— Exercise brief —
Present the following entries again, word for word and in full.

— Input material —

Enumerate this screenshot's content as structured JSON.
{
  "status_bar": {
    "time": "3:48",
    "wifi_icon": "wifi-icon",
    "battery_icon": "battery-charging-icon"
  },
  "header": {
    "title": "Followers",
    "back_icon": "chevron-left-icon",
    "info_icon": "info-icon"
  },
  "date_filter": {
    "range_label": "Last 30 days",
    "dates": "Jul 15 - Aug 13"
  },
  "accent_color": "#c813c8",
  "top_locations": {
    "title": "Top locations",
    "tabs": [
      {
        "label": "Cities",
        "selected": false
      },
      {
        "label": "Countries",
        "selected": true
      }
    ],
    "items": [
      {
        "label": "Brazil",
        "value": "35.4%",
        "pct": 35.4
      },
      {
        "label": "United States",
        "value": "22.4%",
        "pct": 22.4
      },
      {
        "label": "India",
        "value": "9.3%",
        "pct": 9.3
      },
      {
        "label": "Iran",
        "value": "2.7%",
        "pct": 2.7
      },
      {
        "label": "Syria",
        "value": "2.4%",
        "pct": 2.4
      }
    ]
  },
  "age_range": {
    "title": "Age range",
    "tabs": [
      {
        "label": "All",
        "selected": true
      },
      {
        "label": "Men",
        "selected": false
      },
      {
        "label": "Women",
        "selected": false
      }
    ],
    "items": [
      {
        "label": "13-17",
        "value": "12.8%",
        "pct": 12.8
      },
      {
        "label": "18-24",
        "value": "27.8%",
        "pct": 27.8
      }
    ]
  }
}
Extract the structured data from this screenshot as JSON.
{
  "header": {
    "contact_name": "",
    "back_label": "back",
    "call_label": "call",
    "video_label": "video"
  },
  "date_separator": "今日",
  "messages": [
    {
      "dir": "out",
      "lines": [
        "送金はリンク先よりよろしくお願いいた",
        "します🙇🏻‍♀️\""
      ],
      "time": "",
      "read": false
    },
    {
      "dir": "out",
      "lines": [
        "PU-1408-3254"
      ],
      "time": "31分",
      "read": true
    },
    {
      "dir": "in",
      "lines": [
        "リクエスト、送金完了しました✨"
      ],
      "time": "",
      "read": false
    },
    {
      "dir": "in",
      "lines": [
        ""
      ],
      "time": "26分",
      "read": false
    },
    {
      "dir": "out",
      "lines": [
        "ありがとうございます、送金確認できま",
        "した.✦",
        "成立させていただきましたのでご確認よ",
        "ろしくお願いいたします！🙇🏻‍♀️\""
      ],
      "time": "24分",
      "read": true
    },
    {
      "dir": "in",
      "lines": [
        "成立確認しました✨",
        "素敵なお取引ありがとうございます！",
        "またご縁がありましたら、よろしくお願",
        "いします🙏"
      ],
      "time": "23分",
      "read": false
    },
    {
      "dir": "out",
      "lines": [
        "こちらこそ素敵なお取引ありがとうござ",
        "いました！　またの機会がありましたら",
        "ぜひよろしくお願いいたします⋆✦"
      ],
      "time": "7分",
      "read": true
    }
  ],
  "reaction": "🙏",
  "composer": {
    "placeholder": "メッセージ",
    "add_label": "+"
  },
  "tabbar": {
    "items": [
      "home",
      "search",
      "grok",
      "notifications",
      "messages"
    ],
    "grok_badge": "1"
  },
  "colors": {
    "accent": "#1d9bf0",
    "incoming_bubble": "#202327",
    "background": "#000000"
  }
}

— Full solution —
Enumerate this screenshot's content as structured JSON.
{
  "status_bar": {
    "time": "3:48",
    "wifi_icon": "wifi-icon",
    "battery_icon": "battery-charging-icon"
  },
  "header": {
    "title": "Followers",
    "back_icon": "chevron-left-icon",
    "info_icon": "info-icon"
  },
  "date_filter": {
    "range_label": "Last 30 days",
    "dates": "Jul 15 - Aug 13"
  },
  "accent_color": "#c813c8",
  "top_locations": {
    "title": "Top locations",
    "tabs": [
      {
        "label": "Cities",
        "selected": false
      },
      {
        "label": "Countries",
        "selected": true
      }
    ],
    "items": [
      {
        "label": "Brazil",
        "value": "35.4%",
        "pct": 35.4
      },
      {
        "label": "United States",
        "value": "22.4%",
        "pct": 22.4
      },
      {
        "label": "India",
        "value": "9.3%",
        "pct": 9.3
      },
      {
        "label": "Iran",
        "value": "2.7%",
        "pct": 2.7
      },
      {
        "label": "Syria",
        "value": "2.4%",
        "pct": 2.4
      }
    ]
  },
  "age_range": {
    "title": "Age range",
    "tabs": [
      {
        "label": "All",
        "selected": true
      },
      {
        "label": "Men",
        "selected": false
      },
      {
        "label": "Women",
        "selected": false
      }
    ],
    "items": [
      {
        "label": "13-17",
        "value": "12.8%",
        "pct": 12.8
      },
      {
        "label": "18-24",
        "value": "27.8%",
        "pct": 27.8
      }
    ]
  }
}
Extract the structured data from this screenshot as JSON.
{
  "header": {
    "contact_name": "",
    "back_label": "back",
    "call_label": "call",
    "video_label": "video"
  },
  "date_separator": "今日",
  "messages": [
    {
      "dir": "out",
      "lines": [
        "送金はリンク先よりよろしくお願いいた",
        "します🙇🏻‍♀️\""
      ],
      "time": "",
      "read": false
    },
    {
      "dir": "out",
      "lines": [
        "PU-1408-3254"
      ],
      "time": "31分",
      "read": true
    },
    {
      "dir": "in",
      "lines": [
        "リクエスト、送金完了しました✨"
      ],
      "time": "",
      "read": false
    },
    {
      "dir": "in",
      "lines": [
        ""
      ],
      "time": "26分",
      "read": false
    },
    {
      "dir": "out",
      "lines": [
        "ありがとうございます、送金確認できま",
        "した.✦",
        "成立させていただきましたのでご確認よ",
        "ろしくお願いいたします！🙇🏻‍♀️\""
      ],
      "time": "24分",
      "read": true
    },
    {
      "dir": "in",
      "lines": [
        "成立確認しました✨",
        "素敵なお取引ありがとうございます！",
        "またご縁がありましたら、よろしくお願",
        "いします🙏"
      ],
      "time": "23分",
      "read": false
    },
    {
      "dir": "out",
      "lines": [
        "こちらこそ素敵なお取引ありがとうござ",
        "いました！　またの機会がありましたら",
        "ぜひよろしくお願いいたします⋆✦"
      ],
      "time": "7分",
      "read": true
    }
  ],
  "reaction": "🙏",
  "composer": {
    "placeholder": "メッセージ",
    "add_label": "+"
  },
  "tabbar": {
    "items": [
      "home",
      "search",
      "grok",
      "notifications",
      "messages"
    ],
    "grok_badge": "1"
  },
  "colors": {
    "accent": "#1d9bf0",
    "incoming_bubble": "#202327",
    "background": "#000000"
  }
}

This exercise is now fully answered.